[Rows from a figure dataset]
- - -

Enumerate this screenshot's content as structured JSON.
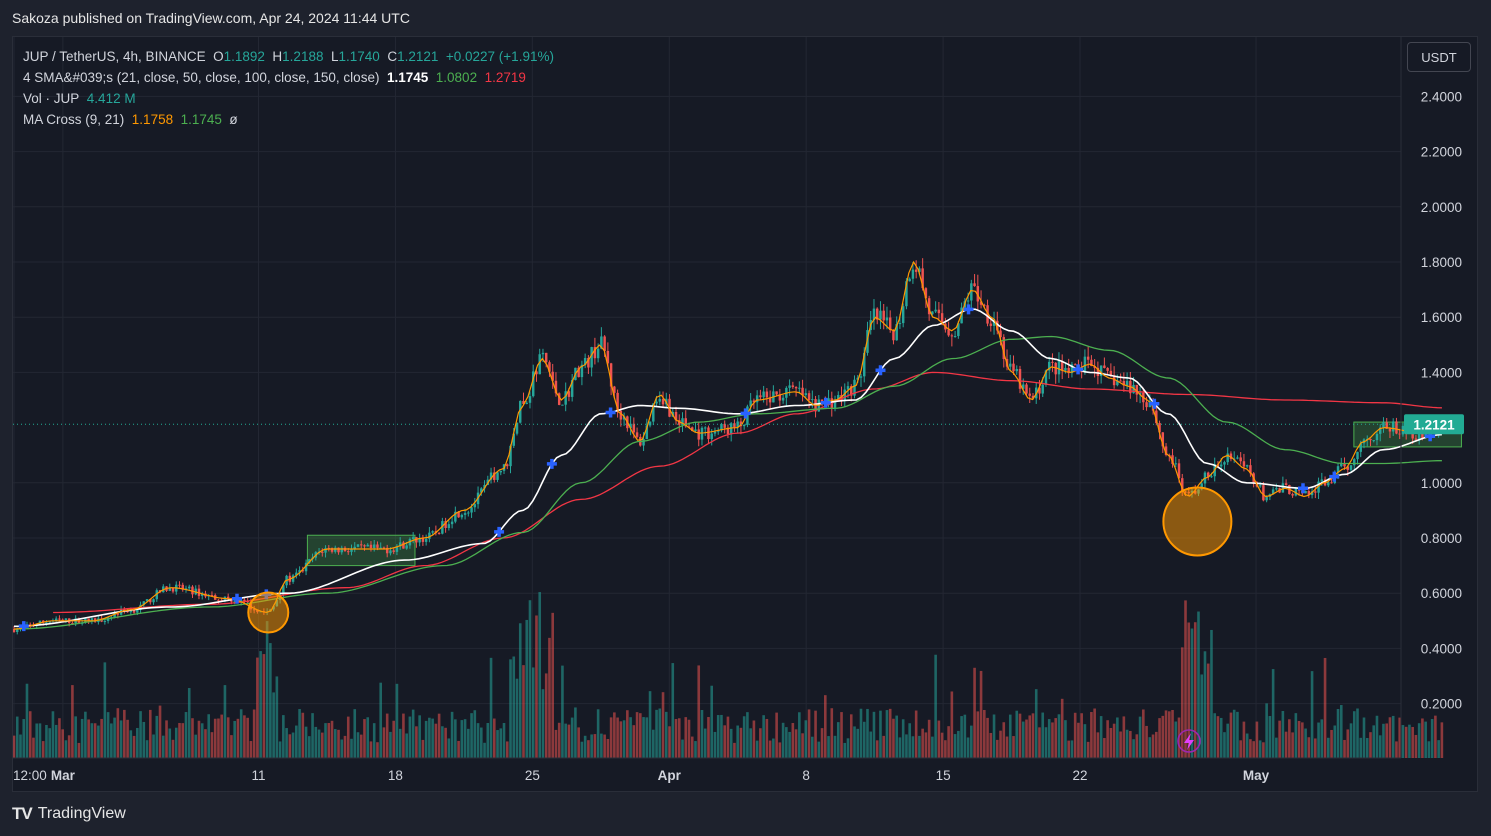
{
  "publisher": "Sakoza published on TradingView.com, Apr 24, 2024 11:44 UTC",
  "currency": "USDT",
  "brand": "TradingView",
  "legend": {
    "symbol": "JUP / TetherUS, 4h, BINANCE",
    "o_label": "O",
    "o": "1.1892",
    "h_label": "H",
    "h": "1.2188",
    "l_label": "L",
    "l": "1.1740",
    "c_label": "C",
    "c": "1.2121",
    "change": "+0.0227 (+1.91%)",
    "sma_label": "4 SMA&#039;s (21, close, 50, close, 100, close, 150, close)",
    "sma1": "1.1745",
    "sma2": "1.0802",
    "sma3": "1.2719",
    "vol_label": "Vol · JUP",
    "vol": "4.412 M",
    "macross_label": "MA Cross (9, 21)",
    "macross1": "1.1758",
    "macross2": "1.1745",
    "macross3": "ø"
  },
  "colors": {
    "up": "#26a69a",
    "down": "#ef5350",
    "sma_white": "#ffffff",
    "sma_green": "#4caf50",
    "sma_red": "#f23645",
    "ma_orange": "#ff9800",
    "price_badge": "#22ab94",
    "marker": "#2962ff",
    "highlight": "#ff9800"
  },
  "chart_data": {
    "type": "candlestick",
    "symbol": "JUP / TetherUS",
    "interval": "4h",
    "exchange": "BINANCE",
    "y_ticks": [
      "2.4000",
      "2.2000",
      "2.0000",
      "1.8000",
      "1.6000",
      "1.4000",
      "1.0000",
      "0.8000",
      "0.6000",
      "0.4000",
      "0.2000"
    ],
    "ylim": [
      0.0,
      2.5
    ],
    "x_ticks": [
      "12:00",
      "Mar",
      "11",
      "18",
      "25",
      "Apr",
      "8",
      "15",
      "22",
      "May"
    ],
    "x_tick_days": [
      0,
      2.5,
      12.5,
      19.5,
      26.5,
      33.5,
      40.5,
      47.5,
      54.5,
      63.5
    ],
    "last_price": "1.2121",
    "series_anchors": {
      "close": [
        [
          0,
          0.47
        ],
        [
          2,
          0.5
        ],
        [
          4,
          0.5
        ],
        [
          6,
          0.54
        ],
        [
          8,
          0.62
        ],
        [
          11,
          0.58
        ],
        [
          13,
          0.53
        ],
        [
          14,
          0.65
        ],
        [
          16,
          0.76
        ],
        [
          19,
          0.76
        ],
        [
          21,
          0.8
        ],
        [
          23,
          0.9
        ],
        [
          25,
          1.05
        ],
        [
          26,
          1.28
        ],
        [
          27,
          1.45
        ],
        [
          28,
          1.3
        ],
        [
          29,
          1.42
        ],
        [
          30,
          1.5
        ],
        [
          31,
          1.25
        ],
        [
          32,
          1.15
        ],
        [
          33,
          1.32
        ],
        [
          34,
          1.22
        ],
        [
          35,
          1.18
        ],
        [
          37,
          1.2
        ],
        [
          38,
          1.3
        ],
        [
          40,
          1.33
        ],
        [
          41,
          1.28
        ],
        [
          42,
          1.3
        ],
        [
          43,
          1.35
        ],
        [
          44,
          1.6
        ],
        [
          45,
          1.55
        ],
        [
          46,
          1.8
        ],
        [
          47,
          1.6
        ],
        [
          48,
          1.55
        ],
        [
          49,
          1.7
        ],
        [
          50,
          1.6
        ],
        [
          51,
          1.4
        ],
        [
          52,
          1.3
        ],
        [
          53,
          1.42
        ],
        [
          54,
          1.4
        ],
        [
          55,
          1.43
        ],
        [
          56,
          1.38
        ],
        [
          57,
          1.35
        ],
        [
          58,
          1.3
        ],
        [
          59,
          1.1
        ],
        [
          60,
          0.95
        ],
        [
          61,
          1.02
        ],
        [
          62,
          1.1
        ],
        [
          63,
          1.05
        ],
        [
          64,
          0.95
        ],
        [
          65,
          0.98
        ],
        [
          66,
          0.95
        ],
        [
          67,
          1.0
        ],
        [
          68,
          1.05
        ],
        [
          69,
          1.15
        ],
        [
          70,
          1.2
        ],
        [
          72,
          1.18
        ],
        [
          73,
          1.21
        ]
      ],
      "sma21": [
        [
          0,
          0.48
        ],
        [
          8,
          0.55
        ],
        [
          14,
          0.6
        ],
        [
          20,
          0.72
        ],
        [
          24,
          0.78
        ],
        [
          26,
          0.9
        ],
        [
          28,
          1.1
        ],
        [
          30,
          1.25
        ],
        [
          32,
          1.28
        ],
        [
          34,
          1.27
        ],
        [
          37,
          1.25
        ],
        [
          40,
          1.28
        ],
        [
          43,
          1.3
        ],
        [
          45,
          1.45
        ],
        [
          47,
          1.57
        ],
        [
          49,
          1.63
        ],
        [
          51,
          1.55
        ],
        [
          53,
          1.45
        ],
        [
          55,
          1.4
        ],
        [
          57,
          1.38
        ],
        [
          59,
          1.25
        ],
        [
          61,
          1.07
        ],
        [
          63,
          1.0
        ],
        [
          66,
          0.98
        ],
        [
          68,
          1.03
        ],
        [
          70,
          1.12
        ],
        [
          73,
          1.1745
        ]
      ],
      "sma50": [
        [
          0,
          0.47
        ],
        [
          10,
          0.55
        ],
        [
          16,
          0.6
        ],
        [
          22,
          0.7
        ],
        [
          26,
          0.82
        ],
        [
          29,
          1.0
        ],
        [
          32,
          1.15
        ],
        [
          35,
          1.22
        ],
        [
          38,
          1.25
        ],
        [
          42,
          1.27
        ],
        [
          45,
          1.35
        ],
        [
          48,
          1.45
        ],
        [
          51,
          1.52
        ],
        [
          53,
          1.53
        ],
        [
          56,
          1.48
        ],
        [
          59,
          1.38
        ],
        [
          62,
          1.22
        ],
        [
          65,
          1.12
        ],
        [
          68,
          1.07
        ],
        [
          70,
          1.07
        ],
        [
          73,
          1.0802
        ]
      ],
      "sma150": [
        [
          2,
          0.53
        ],
        [
          10,
          0.56
        ],
        [
          17,
          0.62
        ],
        [
          21,
          0.7
        ],
        [
          25,
          0.8
        ],
        [
          29,
          0.94
        ],
        [
          33,
          1.06
        ],
        [
          37,
          1.18
        ],
        [
          40,
          1.25
        ],
        [
          44,
          1.34
        ],
        [
          47,
          1.4
        ],
        [
          51,
          1.37
        ],
        [
          55,
          1.34
        ],
        [
          60,
          1.32
        ],
        [
          65,
          1.3
        ],
        [
          70,
          1.29
        ],
        [
          73,
          1.2719
        ]
      ]
    },
    "highlight_circles": [
      {
        "day": 13,
        "price": 0.53
      },
      {
        "day": 60.5,
        "price": 0.86
      }
    ],
    "consolidation_boxes": [
      {
        "day_start": 15,
        "day_end": 20.5,
        "price_low": 0.7,
        "price_high": 0.81
      },
      {
        "day_start": 68.5,
        "day_end": 74,
        "price_low": 1.13,
        "price_high": 1.22
      }
    ]
  }
}
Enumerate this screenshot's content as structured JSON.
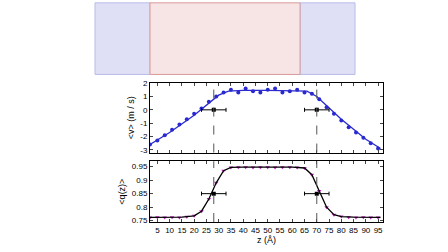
{
  "chart_data": [
    {
      "type": "scatter",
      "ylabel": "<v> (m / s)",
      "xlim": [
        2,
        97
      ],
      "xticks": [
        5,
        10,
        15,
        20,
        25,
        30,
        35,
        40,
        45,
        50,
        55,
        60,
        65,
        70,
        75,
        80,
        85,
        90,
        95
      ],
      "ylim": [
        -3.2,
        2
      ],
      "yticks": [
        -3,
        -2,
        -1,
        0,
        1,
        2
      ],
      "tick_labels": "y",
      "grid": false,
      "vlines": [
        28,
        70
      ],
      "series": [
        {
          "type": "scatter",
          "marker": "circle",
          "color": "#2a2ad0",
          "x": [
            2,
            5,
            8,
            11,
            14,
            17,
            20,
            23,
            26,
            29,
            32,
            35,
            38,
            41,
            44,
            47,
            50,
            53,
            56,
            59,
            62,
            65,
            68,
            71,
            74,
            77,
            80,
            83,
            86,
            89,
            92,
            95
          ],
          "values": [
            -2.6,
            -2.3,
            -1.9,
            -1.5,
            -1.1,
            -0.7,
            -0.3,
            0.1,
            0.6,
            1.0,
            1.3,
            1.5,
            1.3,
            1.6,
            1.4,
            1.3,
            1.5,
            1.6,
            1.3,
            1.4,
            1.5,
            1.3,
            1.2,
            0.8,
            0.2,
            -0.3,
            -0.8,
            -1.3,
            -1.7,
            -2.1,
            -2.5,
            -2.9
          ]
        },
        {
          "type": "line",
          "line_style": "solid",
          "color": "#2a2ad0",
          "x": [
            2,
            10,
            20,
            26,
            30,
            34,
            40,
            50,
            60,
            66,
            70,
            74,
            80,
            90,
            96
          ],
          "values": [
            -2.6,
            -1.7,
            -0.4,
            0.5,
            1.1,
            1.4,
            1.45,
            1.45,
            1.45,
            1.4,
            1.0,
            0.3,
            -0.7,
            -2.2,
            -2.9
          ]
        },
        {
          "type": "errorbar",
          "marker": "square",
          "color": "#000000",
          "x": [
            28,
            70
          ],
          "values": [
            0,
            0
          ],
          "x_error": [
            5,
            5
          ]
        }
      ]
    },
    {
      "type": "scatter",
      "xlabel": "z (Å)",
      "ylabel": "<q(z)>",
      "xlim": [
        2,
        97
      ],
      "xticks": [
        5,
        10,
        15,
        20,
        25,
        30,
        35,
        40,
        45,
        50,
        55,
        60,
        65,
        70,
        75,
        80,
        85,
        90,
        95
      ],
      "ylim": [
        0.745,
        0.97
      ],
      "yticks": [
        0.75,
        0.8,
        0.85,
        0.9,
        0.95
      ],
      "grid": false,
      "vlines": [
        28,
        70
      ],
      "series": [
        {
          "type": "scatter",
          "marker": "triangle-down",
          "color": "#c020c0",
          "x": [
            2,
            5,
            8,
            11,
            14,
            17,
            20,
            23,
            26,
            29,
            32,
            35,
            38,
            41,
            44,
            47,
            50,
            53,
            56,
            59,
            62,
            65,
            68,
            71,
            74,
            77,
            80,
            83,
            86,
            89,
            92,
            95
          ],
          "values": [
            0.762,
            0.763,
            0.762,
            0.763,
            0.762,
            0.764,
            0.768,
            0.785,
            0.83,
            0.89,
            0.935,
            0.947,
            0.948,
            0.948,
            0.947,
            0.948,
            0.948,
            0.947,
            0.948,
            0.948,
            0.947,
            0.945,
            0.92,
            0.86,
            0.8,
            0.772,
            0.765,
            0.763,
            0.762,
            0.763,
            0.762,
            0.762
          ]
        },
        {
          "type": "line",
          "line_style": "solid",
          "color": "#000000",
          "x": [
            2,
            15,
            20,
            23,
            26,
            29,
            32,
            35,
            40,
            60,
            65,
            68,
            71,
            74,
            77,
            80,
            85,
            96
          ],
          "values": [
            0.762,
            0.763,
            0.768,
            0.785,
            0.83,
            0.89,
            0.935,
            0.947,
            0.948,
            0.948,
            0.945,
            0.92,
            0.86,
            0.8,
            0.772,
            0.765,
            0.763,
            0.762
          ]
        },
        {
          "type": "errorbar",
          "marker": "square",
          "color": "#000000",
          "x": [
            28,
            70
          ],
          "values": [
            0.85,
            0.85
          ],
          "x_error": [
            5,
            5
          ]
        }
      ]
    }
  ]
}
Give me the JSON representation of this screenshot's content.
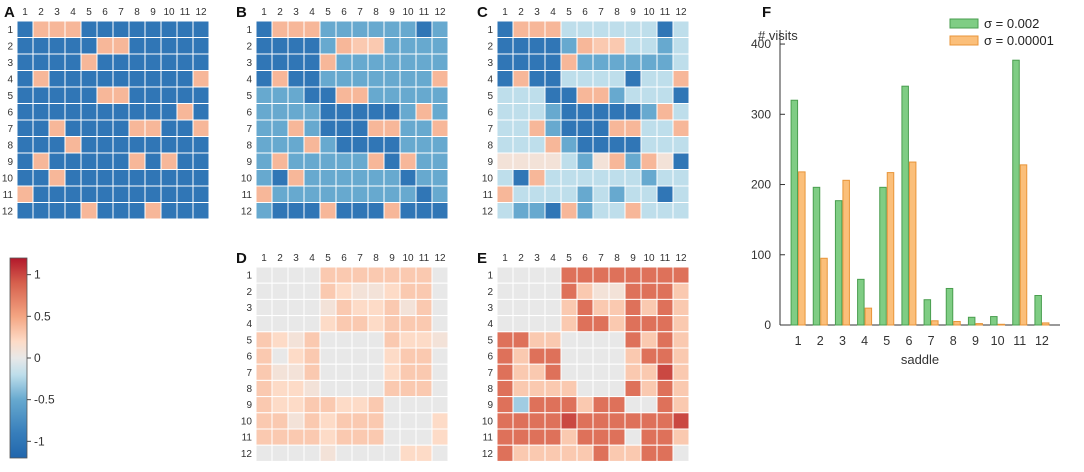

- - -

● **PROBLEM TO WORK ON**
Copy each line above that contains the word "BINANCE".

● **IN RESPONSE**
    "symbol": "JUP / TetherUS, 4h, BINANCE",
    "exchange": "BINANCE",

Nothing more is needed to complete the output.